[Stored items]
<<<<

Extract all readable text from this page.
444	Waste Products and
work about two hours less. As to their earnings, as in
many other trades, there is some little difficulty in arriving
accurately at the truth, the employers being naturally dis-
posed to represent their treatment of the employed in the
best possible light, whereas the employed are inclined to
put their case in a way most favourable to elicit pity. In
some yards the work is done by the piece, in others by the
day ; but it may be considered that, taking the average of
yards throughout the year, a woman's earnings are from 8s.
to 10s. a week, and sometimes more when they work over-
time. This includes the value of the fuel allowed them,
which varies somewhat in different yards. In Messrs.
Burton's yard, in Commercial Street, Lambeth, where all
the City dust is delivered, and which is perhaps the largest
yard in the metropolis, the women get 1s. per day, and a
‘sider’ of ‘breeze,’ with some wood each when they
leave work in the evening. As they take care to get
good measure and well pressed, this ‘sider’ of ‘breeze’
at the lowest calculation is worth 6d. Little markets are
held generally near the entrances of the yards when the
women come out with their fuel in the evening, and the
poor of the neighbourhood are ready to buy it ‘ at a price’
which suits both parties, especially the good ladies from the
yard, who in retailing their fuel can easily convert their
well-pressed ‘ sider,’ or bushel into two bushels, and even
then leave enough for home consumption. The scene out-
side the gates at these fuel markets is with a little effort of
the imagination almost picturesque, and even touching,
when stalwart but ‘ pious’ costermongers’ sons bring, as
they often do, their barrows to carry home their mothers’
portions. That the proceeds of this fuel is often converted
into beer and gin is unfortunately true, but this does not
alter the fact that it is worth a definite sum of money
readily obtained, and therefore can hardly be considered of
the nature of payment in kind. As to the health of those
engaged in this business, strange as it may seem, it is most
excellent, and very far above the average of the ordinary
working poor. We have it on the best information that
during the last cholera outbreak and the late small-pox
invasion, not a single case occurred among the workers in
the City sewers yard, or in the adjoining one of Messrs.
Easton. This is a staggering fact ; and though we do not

>>>>

■ WHAT YOU ARE ASKED TO DO
From the listing above, collect each line in which the string "evening" appears.

■ OUTPUT OF THE TASK
leave work in the evening. As they take care to get
women come out with their fuel in the evening, and the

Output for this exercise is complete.